■ Given task ■
Copy the records below line for line, without changing anything. Leave out the pictures.

■ Material provided ■
↓↓↓

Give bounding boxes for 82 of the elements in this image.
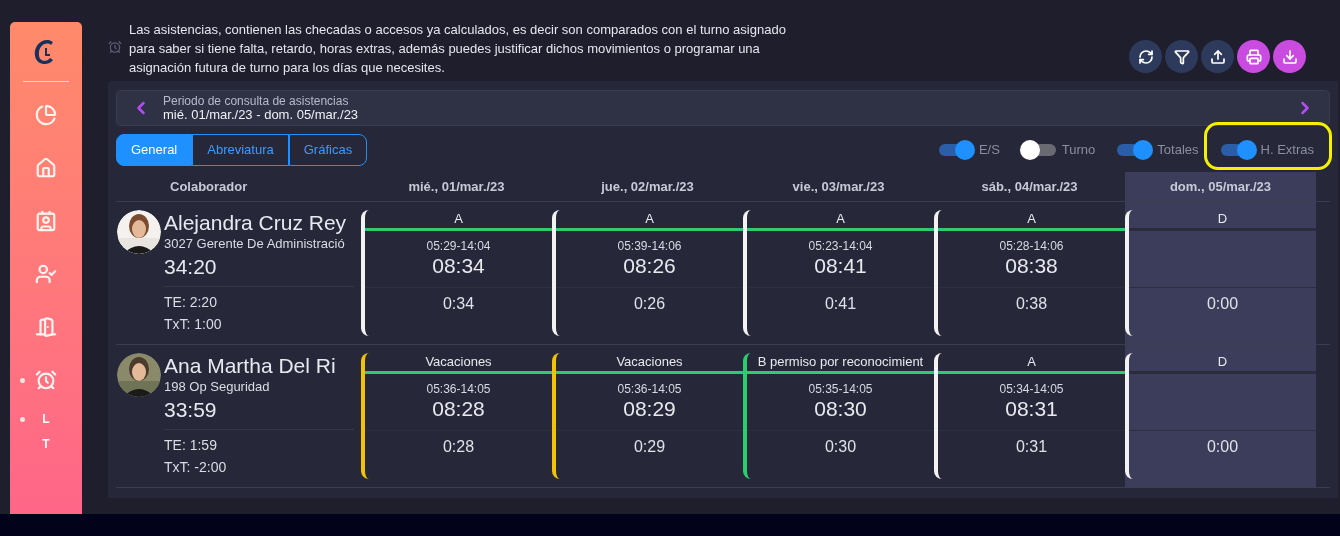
check-times: 05:36-14:05 bbox=[617, 382, 682, 396]
total-hours: 33:59 bbox=[164, 397, 218, 423]
period-range: mié. 01/mar./23 - dom. 05/mar./23 bbox=[163, 108, 359, 121]
extra-hours: 0:26 bbox=[633, 294, 666, 314]
day-cell[interactable]: Vacaciones 05:36-14:05 08:28 0:28 bbox=[361, 353, 552, 479]
toggle-label: E/S bbox=[978, 141, 1000, 160]
toolbar-button[interactable] bbox=[1237, 40, 1270, 73]
total-hours: 34:20 bbox=[164, 254, 218, 280]
worked-hours: 08:30 bbox=[814, 396, 867, 422]
toolbar-button[interactable] bbox=[1201, 40, 1234, 73]
extra-hours: 0:30 bbox=[824, 437, 857, 457]
employee-position: 198 Op Seguridad bbox=[164, 379, 271, 395]
worked-hours: 08:28 bbox=[432, 396, 485, 422]
upload-icon bbox=[1209, 48, 1226, 65]
alarm-clock-icon bbox=[108, 40, 122, 54]
day-cell[interactable]: A 05:28-14:06 08:38 0:38 bbox=[934, 210, 1125, 336]
check-times: 05:35-14:05 bbox=[808, 382, 873, 396]
column-header: dom., 05/mar./23 bbox=[1125, 172, 1316, 201]
shift-label: A bbox=[1026, 210, 1037, 228]
time-for-time: TxT: -2:00 bbox=[164, 458, 228, 477]
shift-label: B permiso por reconocimient bbox=[756, 353, 925, 371]
description-text: Las asistencias, contienen las checadas o accesos ya calculados, es decir son comparados con el turno asignado para saber si tiene falta, retardo, horas extras, además puedes justificar dichos movimientos o programar una asignación futura de turno para los días que necesites. bbox=[129, 21, 787, 77]
column-header: jue., 02/mar./23 bbox=[600, 177, 695, 196]
shift-label: A bbox=[644, 210, 655, 228]
extra-hours: 0:00 bbox=[1206, 294, 1239, 314]
extra-hours: 0:41 bbox=[824, 294, 857, 314]
worked-hours: 08:41 bbox=[814, 253, 867, 279]
day-cell[interactable]: A 05:34-14:05 08:31 0:31 bbox=[934, 353, 1125, 479]
check-times: 05:39-14:06 bbox=[617, 239, 682, 253]
period-title: Periodo de consulta de asistencias bbox=[163, 95, 350, 108]
toggle-label: Totales bbox=[1157, 141, 1199, 160]
extra-hours: 0:34 bbox=[442, 294, 475, 314]
alarm-clock-icon[interactable] bbox=[35, 369, 57, 391]
employee-name: Alejandra Cruz Rey bbox=[164, 210, 348, 236]
toolbar-button[interactable] bbox=[1273, 40, 1306, 73]
day-cell[interactable]: A 05:29-14:04 08:34 0:34 bbox=[361, 210, 552, 336]
day-cell[interactable]: Vacaciones 05:36-14:05 08:29 0:29 bbox=[552, 353, 743, 479]
extra-hours: 0:31 bbox=[1015, 437, 1048, 457]
column-header: mié., 01/mar./23 bbox=[407, 177, 506, 196]
worked-hours: 08:29 bbox=[623, 396, 676, 422]
day-cell[interactable]: B permiso por reconocimient 05:35-14:05 08:30 0:30 bbox=[743, 353, 934, 479]
column-header: sáb., 04/mar./23 bbox=[980, 177, 1079, 196]
time-for-time: TxT: 1:00 bbox=[164, 315, 223, 334]
employee-position: 3027 Gerente De Administració bbox=[164, 236, 346, 252]
toolbar-button[interactable] bbox=[1129, 40, 1162, 73]
check-times: 05:29-14:04 bbox=[426, 239, 491, 253]
shift-label: D bbox=[1216, 353, 1229, 371]
filter-icon bbox=[1173, 48, 1190, 65]
employee-name: Ana Martha Del Ri bbox=[164, 353, 337, 379]
extra-time-total: TE: 1:59 bbox=[164, 436, 218, 455]
shift-label: D bbox=[1216, 210, 1229, 228]
column-header: Colaborador bbox=[170, 177, 248, 196]
check-times: 05:23-14:04 bbox=[808, 239, 873, 253]
column-header: vie., 03/mar./23 bbox=[791, 177, 886, 196]
toggle-label: Turno bbox=[1061, 141, 1096, 160]
shift-label: A bbox=[1026, 353, 1037, 371]
view-tab[interactable]: Gráficas bbox=[288, 134, 368, 166]
view-tab[interactable]: Abreviatura bbox=[192, 134, 289, 166]
user-check-icon[interactable] bbox=[35, 263, 57, 285]
toggle-label: H. Extras bbox=[1260, 141, 1314, 160]
shift-label: Vacaciones bbox=[424, 353, 493, 371]
worked-hours: 08:26 bbox=[623, 253, 676, 279]
printer-icon bbox=[1245, 48, 1262, 65]
shift-label: Vacaciones bbox=[615, 353, 684, 371]
refresh-icon bbox=[1137, 48, 1154, 65]
extra-hours: 0:00 bbox=[1206, 437, 1239, 457]
day-cell[interactable]: A 05:39-14:06 08:26 0:26 bbox=[552, 210, 743, 336]
worked-hours: 08:34 bbox=[432, 253, 485, 279]
shift-label: A bbox=[835, 210, 846, 228]
day-cell[interactable]: A 05:23-14:04 08:41 0:41 bbox=[743, 210, 934, 336]
toolbar-button[interactable] bbox=[1165, 40, 1198, 73]
worked-hours: 08:31 bbox=[1005, 396, 1058, 422]
extra-hours: 0:29 bbox=[633, 437, 666, 457]
check-times: 05:36-14:05 bbox=[426, 382, 491, 396]
download-icon bbox=[1281, 48, 1298, 65]
extra-hours: 0:28 bbox=[442, 437, 475, 457]
worked-hours: 08:38 bbox=[1005, 253, 1058, 279]
extra-time-total: TE: 2:20 bbox=[164, 293, 218, 312]
shift-label: A bbox=[453, 210, 464, 228]
extra-hours: 0:38 bbox=[1015, 294, 1048, 314]
check-times: 05:28-14:06 bbox=[999, 239, 1064, 253]
check-times: 05:34-14:05 bbox=[999, 382, 1064, 396]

↑↑↑

■ Exercise output ■
Give bounding boxes for 82 of the elements in this image.
check-times: 05:36-14:05 bbox=[617, 382, 682, 396]
total-hours: 33:59 bbox=[164, 397, 218, 423]
period-range: mié. 01/mar./23 - dom. 05/mar./23 bbox=[163, 108, 359, 121]
extra-hours: 0:26 bbox=[633, 294, 666, 314]
day-cell[interactable]: Vacaciones 05:36-14:05 08:28 0:28 bbox=[361, 353, 552, 479]
toggle-label: E/S bbox=[978, 141, 1000, 160]
toolbar-button[interactable] bbox=[1237, 40, 1270, 73]
total-hours: 34:20 bbox=[164, 254, 218, 280]
worked-hours: 08:30 bbox=[814, 396, 867, 422]
toolbar-button[interactable] bbox=[1201, 40, 1234, 73]
extra-hours: 0:30 bbox=[824, 437, 857, 457]
employee-position: 198 Op Seguridad bbox=[164, 379, 271, 395]
worked-hours: 08:28 bbox=[432, 396, 485, 422]
upload-icon bbox=[1209, 48, 1226, 65]
alarm-clock-icon bbox=[108, 40, 122, 54]
day-cell[interactable]: A 05:28-14:06 08:38 0:38 bbox=[934, 210, 1125, 336]
check-times: 05:35-14:05 bbox=[808, 382, 873, 396]
column-header: dom., 05/mar./23 bbox=[1125, 172, 1316, 201]
shift-label: A bbox=[1026, 210, 1037, 228]
time-for-time: TxT: -2:00 bbox=[164, 458, 228, 477]
shift-label: B permiso por reconocimient bbox=[756, 353, 925, 371]
description-text: Las asistencias, contienen las checadas o accesos ya calculados, es decir son comparados con el turno asignado para saber si tiene falta, retardo, horas extras, además puedes justificar dichos movimientos o programar una asignación futura de turno para los días que necesites. bbox=[129, 21, 787, 77]
column-header: jue., 02/mar./23 bbox=[600, 177, 695, 196]
shift-label: A bbox=[644, 210, 655, 228]
extra-hours: 0:00 bbox=[1206, 294, 1239, 314]
extra-hours: 0:41 bbox=[824, 294, 857, 314]
worked-hours: 08:41 bbox=[814, 253, 867, 279]
day-cell[interactable]: A 05:34-14:05 08:31 0:31 bbox=[934, 353, 1125, 479]
check-times: 05:39-14:06 bbox=[617, 239, 682, 253]
period-title: Periodo de consulta de asistencias bbox=[163, 95, 350, 108]
toggle-label: Totales bbox=[1157, 141, 1199, 160]
extra-hours: 0:34 bbox=[442, 294, 475, 314]
alarm-clock-icon[interactable] bbox=[35, 369, 57, 391]
employee-name: Alejandra Cruz Rey bbox=[164, 210, 348, 236]
toolbar-button[interactable] bbox=[1273, 40, 1306, 73]
day-cell[interactable]: A 05:29-14:04 08:34 0:34 bbox=[361, 210, 552, 336]
day-cell[interactable]: Vacaciones 05:36-14:05 08:29 0:29 bbox=[552, 353, 743, 479]
extra-hours: 0:31 bbox=[1015, 437, 1048, 457]
column-header: mié., 01/mar./23 bbox=[407, 177, 506, 196]
worked-hours: 08:29 bbox=[623, 396, 676, 422]
day-cell[interactable]: B permiso por reconocimient 05:35-14:05 08:30 0:30 bbox=[743, 353, 934, 479]
column-header: sáb., 04/mar./23 bbox=[980, 177, 1079, 196]
time-for-time: TxT: 1:00 bbox=[164, 315, 223, 334]
employee-position: 3027 Gerente De Administració bbox=[164, 236, 346, 252]
toolbar-button[interactable] bbox=[1129, 40, 1162, 73]
check-times: 05:29-14:04 bbox=[426, 239, 491, 253]
shift-label: D bbox=[1216, 353, 1229, 371]
filter-icon bbox=[1173, 48, 1190, 65]
employee-name: Ana Martha Del Ri bbox=[164, 353, 337, 379]
extra-time-total: TE: 1:59 bbox=[164, 436, 218, 455]
shift-label: D bbox=[1216, 210, 1229, 228]
column-header: Colaborador bbox=[170, 177, 248, 196]
check-times: 05:23-14:04 bbox=[808, 239, 873, 253]
column-header: vie., 03/mar./23 bbox=[791, 177, 886, 196]
toggle-label: Turno bbox=[1061, 141, 1096, 160]
shift-label: A bbox=[1026, 353, 1037, 371]
view-tab[interactable]: Gráficas bbox=[288, 134, 368, 166]
view-tab[interactable]: Abreviatura bbox=[192, 134, 289, 166]
user-check-icon[interactable] bbox=[35, 263, 57, 285]
toggle-label: H. Extras bbox=[1260, 141, 1314, 160]
shift-label: Vacaciones bbox=[424, 353, 493, 371]
worked-hours: 08:26 bbox=[623, 253, 676, 279]
printer-icon bbox=[1245, 48, 1262, 65]
shift-label: Vacaciones bbox=[615, 353, 684, 371]
refresh-icon bbox=[1137, 48, 1154, 65]
extra-hours: 0:00 bbox=[1206, 437, 1239, 457]
day-cell[interactable]: A 05:39-14:06 08:26 0:26 bbox=[552, 210, 743, 336]
worked-hours: 08:34 bbox=[432, 253, 485, 279]
shift-label: A bbox=[835, 210, 846, 228]
day-cell[interactable]: A 05:23-14:04 08:41 0:41 bbox=[743, 210, 934, 336]
toolbar-button[interactable] bbox=[1165, 40, 1198, 73]
worked-hours: 08:31 bbox=[1005, 396, 1058, 422]
extra-hours: 0:29 bbox=[633, 437, 666, 457]
check-times: 05:36-14:05 bbox=[426, 382, 491, 396]
download-icon bbox=[1281, 48, 1298, 65]
extra-hours: 0:28 bbox=[442, 437, 475, 457]
worked-hours: 08:38 bbox=[1005, 253, 1058, 279]
extra-time-total: TE: 2:20 bbox=[164, 293, 218, 312]
shift-label: A bbox=[453, 210, 464, 228]
extra-hours: 0:38 bbox=[1015, 294, 1048, 314]
check-times: 05:28-14:06 bbox=[999, 239, 1064, 253]
check-times: 05:34-14:05 bbox=[999, 382, 1064, 396]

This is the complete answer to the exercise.